[Dataset records]
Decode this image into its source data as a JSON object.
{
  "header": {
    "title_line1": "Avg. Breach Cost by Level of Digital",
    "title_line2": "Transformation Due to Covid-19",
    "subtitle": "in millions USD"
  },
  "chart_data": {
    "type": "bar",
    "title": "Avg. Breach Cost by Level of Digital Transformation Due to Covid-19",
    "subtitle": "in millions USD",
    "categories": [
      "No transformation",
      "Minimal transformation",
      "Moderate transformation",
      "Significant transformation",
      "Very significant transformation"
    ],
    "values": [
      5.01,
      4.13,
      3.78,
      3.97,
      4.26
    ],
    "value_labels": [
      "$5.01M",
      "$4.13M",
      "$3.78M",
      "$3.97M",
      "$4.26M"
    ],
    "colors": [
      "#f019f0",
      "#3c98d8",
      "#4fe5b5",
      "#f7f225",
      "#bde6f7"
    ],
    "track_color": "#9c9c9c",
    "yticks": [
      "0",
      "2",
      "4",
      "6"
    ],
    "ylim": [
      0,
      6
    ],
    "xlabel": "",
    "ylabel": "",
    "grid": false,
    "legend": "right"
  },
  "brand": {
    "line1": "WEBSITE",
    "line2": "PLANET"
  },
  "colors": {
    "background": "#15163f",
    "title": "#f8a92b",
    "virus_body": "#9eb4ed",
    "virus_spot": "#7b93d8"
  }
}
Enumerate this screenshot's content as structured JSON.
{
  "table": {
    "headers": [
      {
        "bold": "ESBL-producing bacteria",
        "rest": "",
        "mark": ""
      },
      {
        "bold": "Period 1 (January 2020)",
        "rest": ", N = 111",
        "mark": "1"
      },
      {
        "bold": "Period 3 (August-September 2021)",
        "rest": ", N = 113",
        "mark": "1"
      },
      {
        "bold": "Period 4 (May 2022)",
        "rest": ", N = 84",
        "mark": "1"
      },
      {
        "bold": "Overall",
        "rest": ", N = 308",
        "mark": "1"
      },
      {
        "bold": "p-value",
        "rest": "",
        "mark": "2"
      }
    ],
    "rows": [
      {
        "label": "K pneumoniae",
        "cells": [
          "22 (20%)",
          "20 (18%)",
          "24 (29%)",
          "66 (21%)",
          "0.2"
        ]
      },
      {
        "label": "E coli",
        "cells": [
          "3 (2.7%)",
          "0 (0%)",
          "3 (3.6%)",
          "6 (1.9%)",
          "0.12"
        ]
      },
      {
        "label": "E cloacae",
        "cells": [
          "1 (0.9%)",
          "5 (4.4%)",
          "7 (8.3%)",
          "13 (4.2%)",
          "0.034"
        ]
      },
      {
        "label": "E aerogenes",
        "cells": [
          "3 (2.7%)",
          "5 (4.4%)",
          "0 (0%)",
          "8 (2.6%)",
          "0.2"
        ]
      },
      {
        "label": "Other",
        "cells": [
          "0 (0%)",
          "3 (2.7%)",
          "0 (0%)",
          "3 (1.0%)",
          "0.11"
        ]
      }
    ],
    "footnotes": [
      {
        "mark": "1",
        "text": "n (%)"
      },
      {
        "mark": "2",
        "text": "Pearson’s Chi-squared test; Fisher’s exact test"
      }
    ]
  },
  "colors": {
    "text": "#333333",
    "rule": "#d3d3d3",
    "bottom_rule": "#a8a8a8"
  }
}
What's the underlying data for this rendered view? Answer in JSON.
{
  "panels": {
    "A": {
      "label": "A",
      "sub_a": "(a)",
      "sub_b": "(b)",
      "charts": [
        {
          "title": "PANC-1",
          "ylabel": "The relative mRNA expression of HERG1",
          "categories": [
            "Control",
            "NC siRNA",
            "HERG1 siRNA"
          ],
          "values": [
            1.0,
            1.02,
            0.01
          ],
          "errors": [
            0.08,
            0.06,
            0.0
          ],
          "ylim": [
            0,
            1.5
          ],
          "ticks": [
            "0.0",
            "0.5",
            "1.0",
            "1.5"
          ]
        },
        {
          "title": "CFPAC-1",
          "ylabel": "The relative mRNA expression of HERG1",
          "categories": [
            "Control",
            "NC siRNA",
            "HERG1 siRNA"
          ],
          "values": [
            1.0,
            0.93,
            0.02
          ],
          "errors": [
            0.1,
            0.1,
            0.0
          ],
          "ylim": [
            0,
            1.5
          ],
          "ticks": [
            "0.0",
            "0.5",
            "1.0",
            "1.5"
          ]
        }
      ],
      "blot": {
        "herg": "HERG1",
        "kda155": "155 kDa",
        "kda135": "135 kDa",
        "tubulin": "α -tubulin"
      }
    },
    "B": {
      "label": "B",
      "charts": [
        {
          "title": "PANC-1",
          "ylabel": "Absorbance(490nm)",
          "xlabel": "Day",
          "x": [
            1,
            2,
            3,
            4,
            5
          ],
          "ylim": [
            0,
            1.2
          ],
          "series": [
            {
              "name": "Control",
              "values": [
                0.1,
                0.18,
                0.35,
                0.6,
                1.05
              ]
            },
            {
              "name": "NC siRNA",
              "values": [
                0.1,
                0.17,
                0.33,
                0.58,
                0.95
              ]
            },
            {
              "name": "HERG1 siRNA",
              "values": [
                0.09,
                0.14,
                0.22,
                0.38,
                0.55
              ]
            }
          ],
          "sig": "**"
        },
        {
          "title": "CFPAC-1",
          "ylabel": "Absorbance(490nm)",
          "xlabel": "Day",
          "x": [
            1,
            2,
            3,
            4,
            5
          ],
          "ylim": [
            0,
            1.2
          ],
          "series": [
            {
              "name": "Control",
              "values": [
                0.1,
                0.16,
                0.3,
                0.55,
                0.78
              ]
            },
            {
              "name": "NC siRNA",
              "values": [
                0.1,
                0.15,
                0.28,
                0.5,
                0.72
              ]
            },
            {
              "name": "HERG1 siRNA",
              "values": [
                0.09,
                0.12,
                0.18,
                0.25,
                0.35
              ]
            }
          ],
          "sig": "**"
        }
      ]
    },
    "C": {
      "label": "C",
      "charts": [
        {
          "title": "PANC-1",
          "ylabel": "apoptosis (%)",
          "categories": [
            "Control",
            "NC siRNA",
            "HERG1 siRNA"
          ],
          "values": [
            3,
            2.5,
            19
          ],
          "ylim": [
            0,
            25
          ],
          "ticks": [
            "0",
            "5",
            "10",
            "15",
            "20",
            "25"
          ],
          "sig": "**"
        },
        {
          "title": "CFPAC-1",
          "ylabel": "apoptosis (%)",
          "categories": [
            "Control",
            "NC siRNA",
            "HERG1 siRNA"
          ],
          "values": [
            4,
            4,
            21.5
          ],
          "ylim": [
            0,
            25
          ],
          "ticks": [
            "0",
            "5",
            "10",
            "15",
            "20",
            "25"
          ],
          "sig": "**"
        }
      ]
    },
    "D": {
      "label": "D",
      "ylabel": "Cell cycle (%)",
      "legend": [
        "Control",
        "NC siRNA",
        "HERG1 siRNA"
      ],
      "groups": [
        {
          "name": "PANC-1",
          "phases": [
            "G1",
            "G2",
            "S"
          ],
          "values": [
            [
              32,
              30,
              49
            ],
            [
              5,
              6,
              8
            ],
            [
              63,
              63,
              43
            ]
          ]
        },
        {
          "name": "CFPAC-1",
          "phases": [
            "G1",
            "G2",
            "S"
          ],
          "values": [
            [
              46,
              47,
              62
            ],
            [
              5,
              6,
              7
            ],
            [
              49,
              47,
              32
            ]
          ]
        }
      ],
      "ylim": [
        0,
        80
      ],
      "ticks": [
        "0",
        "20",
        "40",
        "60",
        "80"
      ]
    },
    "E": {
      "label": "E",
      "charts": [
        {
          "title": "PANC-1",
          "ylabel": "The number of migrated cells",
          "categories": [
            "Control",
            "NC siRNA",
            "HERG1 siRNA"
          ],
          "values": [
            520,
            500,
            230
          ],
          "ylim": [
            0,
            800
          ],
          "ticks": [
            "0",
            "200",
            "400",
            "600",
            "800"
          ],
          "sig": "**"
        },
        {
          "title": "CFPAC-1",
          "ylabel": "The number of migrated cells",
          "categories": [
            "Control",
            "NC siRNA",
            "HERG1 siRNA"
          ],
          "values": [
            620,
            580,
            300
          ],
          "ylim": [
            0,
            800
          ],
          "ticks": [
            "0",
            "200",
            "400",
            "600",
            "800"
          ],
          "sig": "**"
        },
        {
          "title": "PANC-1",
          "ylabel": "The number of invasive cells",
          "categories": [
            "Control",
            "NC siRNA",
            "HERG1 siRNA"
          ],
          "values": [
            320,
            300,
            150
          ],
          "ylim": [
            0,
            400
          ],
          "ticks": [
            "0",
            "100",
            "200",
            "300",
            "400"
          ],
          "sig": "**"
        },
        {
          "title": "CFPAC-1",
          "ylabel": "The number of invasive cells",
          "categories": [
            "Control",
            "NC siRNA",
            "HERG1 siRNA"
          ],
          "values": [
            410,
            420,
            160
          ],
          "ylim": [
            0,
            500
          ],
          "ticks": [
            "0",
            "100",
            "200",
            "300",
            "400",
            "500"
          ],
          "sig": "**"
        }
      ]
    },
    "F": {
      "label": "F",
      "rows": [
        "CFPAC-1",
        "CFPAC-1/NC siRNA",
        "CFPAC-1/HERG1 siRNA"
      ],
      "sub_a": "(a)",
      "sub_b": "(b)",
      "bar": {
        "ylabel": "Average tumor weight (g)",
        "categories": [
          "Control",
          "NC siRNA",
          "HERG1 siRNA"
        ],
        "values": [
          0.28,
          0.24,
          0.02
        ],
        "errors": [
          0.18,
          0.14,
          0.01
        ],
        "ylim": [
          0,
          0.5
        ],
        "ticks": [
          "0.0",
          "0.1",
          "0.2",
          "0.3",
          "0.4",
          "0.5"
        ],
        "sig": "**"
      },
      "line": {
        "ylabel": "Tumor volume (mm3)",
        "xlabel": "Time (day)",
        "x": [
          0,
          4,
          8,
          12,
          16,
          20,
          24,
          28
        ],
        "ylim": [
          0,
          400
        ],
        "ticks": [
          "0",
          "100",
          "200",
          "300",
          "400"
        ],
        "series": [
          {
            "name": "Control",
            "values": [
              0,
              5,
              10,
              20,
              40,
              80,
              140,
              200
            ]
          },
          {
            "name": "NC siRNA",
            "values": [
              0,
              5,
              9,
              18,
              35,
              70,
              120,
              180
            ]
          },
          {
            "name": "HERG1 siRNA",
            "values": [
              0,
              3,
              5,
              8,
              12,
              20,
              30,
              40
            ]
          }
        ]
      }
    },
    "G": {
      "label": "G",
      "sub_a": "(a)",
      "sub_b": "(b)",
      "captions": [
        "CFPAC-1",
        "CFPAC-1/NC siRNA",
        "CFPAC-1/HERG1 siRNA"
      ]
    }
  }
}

▸ **AIM OF THE EXERCISE**: In the records, which lines use the word "rest"? Report them.

▸ **TASK ANSWER**:
        "rest": "",
        "rest": ", N = 111",
        "rest": ", N = 113",
        "rest": ", N = 84",
        "rest": ", N = 308",
        "rest": "",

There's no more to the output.